======== PROVIDED MATERIAL ========
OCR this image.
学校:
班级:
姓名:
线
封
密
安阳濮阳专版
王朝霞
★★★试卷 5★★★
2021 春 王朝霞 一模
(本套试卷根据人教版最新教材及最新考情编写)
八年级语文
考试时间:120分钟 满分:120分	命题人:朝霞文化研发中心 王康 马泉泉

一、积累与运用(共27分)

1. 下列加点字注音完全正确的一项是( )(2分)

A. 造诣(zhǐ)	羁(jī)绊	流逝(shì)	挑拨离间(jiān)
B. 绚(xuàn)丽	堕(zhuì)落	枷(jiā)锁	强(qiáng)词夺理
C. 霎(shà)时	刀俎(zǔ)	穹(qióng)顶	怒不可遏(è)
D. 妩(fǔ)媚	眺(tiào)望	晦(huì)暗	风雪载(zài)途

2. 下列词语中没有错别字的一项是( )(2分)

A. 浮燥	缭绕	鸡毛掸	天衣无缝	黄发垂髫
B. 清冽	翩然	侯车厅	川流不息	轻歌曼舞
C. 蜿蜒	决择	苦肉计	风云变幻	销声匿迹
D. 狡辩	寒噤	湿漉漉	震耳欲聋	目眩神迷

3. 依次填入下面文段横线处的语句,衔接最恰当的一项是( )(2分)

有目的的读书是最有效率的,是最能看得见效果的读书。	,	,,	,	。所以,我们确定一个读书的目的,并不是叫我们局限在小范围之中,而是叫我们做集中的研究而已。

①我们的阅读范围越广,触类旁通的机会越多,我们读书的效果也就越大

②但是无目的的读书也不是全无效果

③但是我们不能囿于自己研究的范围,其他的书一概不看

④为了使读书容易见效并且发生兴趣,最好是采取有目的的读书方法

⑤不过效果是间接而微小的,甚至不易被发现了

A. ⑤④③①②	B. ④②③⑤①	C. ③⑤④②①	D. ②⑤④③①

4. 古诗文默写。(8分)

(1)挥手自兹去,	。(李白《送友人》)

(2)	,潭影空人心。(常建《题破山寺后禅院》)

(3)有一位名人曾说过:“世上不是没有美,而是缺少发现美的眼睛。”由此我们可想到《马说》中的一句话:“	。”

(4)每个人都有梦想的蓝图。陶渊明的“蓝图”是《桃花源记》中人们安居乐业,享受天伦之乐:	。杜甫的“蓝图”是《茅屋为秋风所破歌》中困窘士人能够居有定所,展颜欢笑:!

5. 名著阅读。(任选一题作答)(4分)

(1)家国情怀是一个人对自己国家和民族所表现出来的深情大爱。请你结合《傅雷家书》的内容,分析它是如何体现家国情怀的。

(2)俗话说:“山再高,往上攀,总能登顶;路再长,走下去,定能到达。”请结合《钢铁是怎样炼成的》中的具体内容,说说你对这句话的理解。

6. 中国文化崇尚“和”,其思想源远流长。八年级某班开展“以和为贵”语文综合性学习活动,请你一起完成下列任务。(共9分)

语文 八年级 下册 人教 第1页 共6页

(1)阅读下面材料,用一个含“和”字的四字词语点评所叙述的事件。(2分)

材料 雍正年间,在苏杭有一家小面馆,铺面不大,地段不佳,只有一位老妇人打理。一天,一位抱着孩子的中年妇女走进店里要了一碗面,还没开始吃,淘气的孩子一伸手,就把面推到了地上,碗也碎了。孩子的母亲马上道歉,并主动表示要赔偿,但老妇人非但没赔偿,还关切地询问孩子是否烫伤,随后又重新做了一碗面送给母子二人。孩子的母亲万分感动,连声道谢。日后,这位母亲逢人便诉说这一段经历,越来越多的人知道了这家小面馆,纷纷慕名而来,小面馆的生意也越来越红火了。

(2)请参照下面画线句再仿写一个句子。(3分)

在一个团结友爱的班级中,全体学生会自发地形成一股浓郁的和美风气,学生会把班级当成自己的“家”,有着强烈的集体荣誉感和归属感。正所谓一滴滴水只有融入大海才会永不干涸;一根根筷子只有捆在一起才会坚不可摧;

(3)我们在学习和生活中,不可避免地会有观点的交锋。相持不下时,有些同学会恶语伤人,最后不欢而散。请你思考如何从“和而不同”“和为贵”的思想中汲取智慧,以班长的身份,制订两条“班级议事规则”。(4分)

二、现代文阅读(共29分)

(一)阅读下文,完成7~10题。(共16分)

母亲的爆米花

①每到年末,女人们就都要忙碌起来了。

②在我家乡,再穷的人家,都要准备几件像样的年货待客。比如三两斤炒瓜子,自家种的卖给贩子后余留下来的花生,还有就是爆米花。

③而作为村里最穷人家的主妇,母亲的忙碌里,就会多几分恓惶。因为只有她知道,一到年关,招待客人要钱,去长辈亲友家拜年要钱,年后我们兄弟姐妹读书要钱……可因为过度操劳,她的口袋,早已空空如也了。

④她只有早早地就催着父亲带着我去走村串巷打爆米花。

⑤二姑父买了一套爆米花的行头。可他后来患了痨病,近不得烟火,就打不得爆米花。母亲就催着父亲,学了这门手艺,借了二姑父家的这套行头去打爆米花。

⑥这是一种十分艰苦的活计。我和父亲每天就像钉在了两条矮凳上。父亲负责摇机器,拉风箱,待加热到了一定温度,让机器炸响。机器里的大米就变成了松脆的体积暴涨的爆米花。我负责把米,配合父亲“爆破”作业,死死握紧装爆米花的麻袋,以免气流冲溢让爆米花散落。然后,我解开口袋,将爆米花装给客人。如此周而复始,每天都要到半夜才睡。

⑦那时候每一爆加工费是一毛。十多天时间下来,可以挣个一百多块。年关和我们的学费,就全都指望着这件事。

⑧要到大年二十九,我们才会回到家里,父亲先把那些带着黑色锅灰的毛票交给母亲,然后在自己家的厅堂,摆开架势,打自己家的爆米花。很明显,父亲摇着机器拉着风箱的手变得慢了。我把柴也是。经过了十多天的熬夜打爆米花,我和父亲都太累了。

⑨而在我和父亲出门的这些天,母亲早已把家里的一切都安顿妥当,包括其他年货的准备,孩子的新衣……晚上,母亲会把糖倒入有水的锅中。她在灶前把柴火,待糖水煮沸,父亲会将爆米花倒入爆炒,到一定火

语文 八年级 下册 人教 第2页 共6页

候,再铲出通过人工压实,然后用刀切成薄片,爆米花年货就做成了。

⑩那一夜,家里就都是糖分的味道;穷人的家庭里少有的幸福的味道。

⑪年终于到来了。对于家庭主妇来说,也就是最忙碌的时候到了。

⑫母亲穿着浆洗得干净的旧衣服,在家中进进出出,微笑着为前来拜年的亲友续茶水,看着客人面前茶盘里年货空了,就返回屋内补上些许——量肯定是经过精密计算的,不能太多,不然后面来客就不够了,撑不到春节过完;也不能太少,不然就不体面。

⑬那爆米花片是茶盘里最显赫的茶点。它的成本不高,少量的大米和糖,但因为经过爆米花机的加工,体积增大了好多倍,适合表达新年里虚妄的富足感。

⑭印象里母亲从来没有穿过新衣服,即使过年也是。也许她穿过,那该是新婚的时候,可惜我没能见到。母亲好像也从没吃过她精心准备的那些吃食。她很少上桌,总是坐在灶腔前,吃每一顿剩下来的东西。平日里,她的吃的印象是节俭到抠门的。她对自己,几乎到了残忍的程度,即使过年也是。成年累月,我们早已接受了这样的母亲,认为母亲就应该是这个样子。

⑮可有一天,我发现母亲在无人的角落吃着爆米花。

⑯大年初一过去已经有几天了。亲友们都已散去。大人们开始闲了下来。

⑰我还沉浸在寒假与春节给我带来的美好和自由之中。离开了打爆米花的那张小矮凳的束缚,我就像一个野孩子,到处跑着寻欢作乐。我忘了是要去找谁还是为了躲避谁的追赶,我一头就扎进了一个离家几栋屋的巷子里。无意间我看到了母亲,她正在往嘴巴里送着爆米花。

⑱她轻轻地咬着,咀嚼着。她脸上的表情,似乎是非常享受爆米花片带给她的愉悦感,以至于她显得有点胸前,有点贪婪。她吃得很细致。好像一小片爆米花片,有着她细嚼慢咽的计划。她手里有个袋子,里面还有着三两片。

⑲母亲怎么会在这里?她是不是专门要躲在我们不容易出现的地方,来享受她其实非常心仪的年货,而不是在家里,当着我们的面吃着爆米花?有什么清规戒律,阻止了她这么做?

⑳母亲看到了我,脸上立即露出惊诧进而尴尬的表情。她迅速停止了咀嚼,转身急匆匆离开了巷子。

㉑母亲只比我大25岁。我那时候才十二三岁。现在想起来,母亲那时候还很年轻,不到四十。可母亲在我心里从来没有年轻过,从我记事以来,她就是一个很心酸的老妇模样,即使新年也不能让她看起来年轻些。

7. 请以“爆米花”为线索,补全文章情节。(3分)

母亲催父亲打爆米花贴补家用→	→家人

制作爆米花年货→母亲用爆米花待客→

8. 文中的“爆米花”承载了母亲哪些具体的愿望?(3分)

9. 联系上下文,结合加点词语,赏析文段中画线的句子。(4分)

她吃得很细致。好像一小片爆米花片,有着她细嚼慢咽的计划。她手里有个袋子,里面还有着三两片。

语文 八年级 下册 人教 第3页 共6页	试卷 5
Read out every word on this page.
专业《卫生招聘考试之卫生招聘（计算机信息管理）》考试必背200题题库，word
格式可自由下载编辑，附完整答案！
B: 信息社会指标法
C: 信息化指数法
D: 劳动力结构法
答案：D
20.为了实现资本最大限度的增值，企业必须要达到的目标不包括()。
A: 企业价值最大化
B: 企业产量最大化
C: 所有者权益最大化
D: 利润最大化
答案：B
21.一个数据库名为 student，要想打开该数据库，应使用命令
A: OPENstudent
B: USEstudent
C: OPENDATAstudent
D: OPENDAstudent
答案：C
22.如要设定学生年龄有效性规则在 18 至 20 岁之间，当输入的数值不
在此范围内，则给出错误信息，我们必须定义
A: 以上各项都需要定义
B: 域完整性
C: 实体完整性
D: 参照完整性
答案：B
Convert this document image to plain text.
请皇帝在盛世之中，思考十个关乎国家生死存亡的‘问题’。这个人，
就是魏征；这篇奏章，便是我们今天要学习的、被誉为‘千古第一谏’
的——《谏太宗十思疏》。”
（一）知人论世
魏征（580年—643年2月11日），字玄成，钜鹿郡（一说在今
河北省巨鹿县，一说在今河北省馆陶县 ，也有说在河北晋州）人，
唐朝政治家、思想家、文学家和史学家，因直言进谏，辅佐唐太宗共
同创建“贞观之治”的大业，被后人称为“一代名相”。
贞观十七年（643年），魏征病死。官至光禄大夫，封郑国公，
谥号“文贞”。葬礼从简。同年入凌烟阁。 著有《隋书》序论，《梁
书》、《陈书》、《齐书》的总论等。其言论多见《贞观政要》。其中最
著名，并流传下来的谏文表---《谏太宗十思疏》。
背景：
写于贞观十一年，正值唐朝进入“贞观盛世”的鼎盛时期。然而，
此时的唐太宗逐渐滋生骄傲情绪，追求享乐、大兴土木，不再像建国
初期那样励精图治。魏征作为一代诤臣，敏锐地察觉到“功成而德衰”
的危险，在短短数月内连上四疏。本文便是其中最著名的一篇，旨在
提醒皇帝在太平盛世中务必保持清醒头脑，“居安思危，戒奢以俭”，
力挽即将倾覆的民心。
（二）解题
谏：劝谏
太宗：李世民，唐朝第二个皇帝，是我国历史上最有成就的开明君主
========
## TASK PROMPT
Show all lines in the entries above where the word "有着她细嚼慢咽的计划" appears.

## WORKED ANSWER
⑱她轻轻地咬着,咀嚼着。她脸上的表情,似乎是非常享受爆米花片带给她的愉悦感,以至于她显得有点胸前,有点贪婪。她吃得很细致。好像一小片爆米花片,有着她细嚼慢咽的计划。她手里有个袋子,里面还有着三两片。
她吃得很细致。好像一小片爆米花片,有着她细嚼慢咽的计划。她手里有个袋子,里面还有着三两片。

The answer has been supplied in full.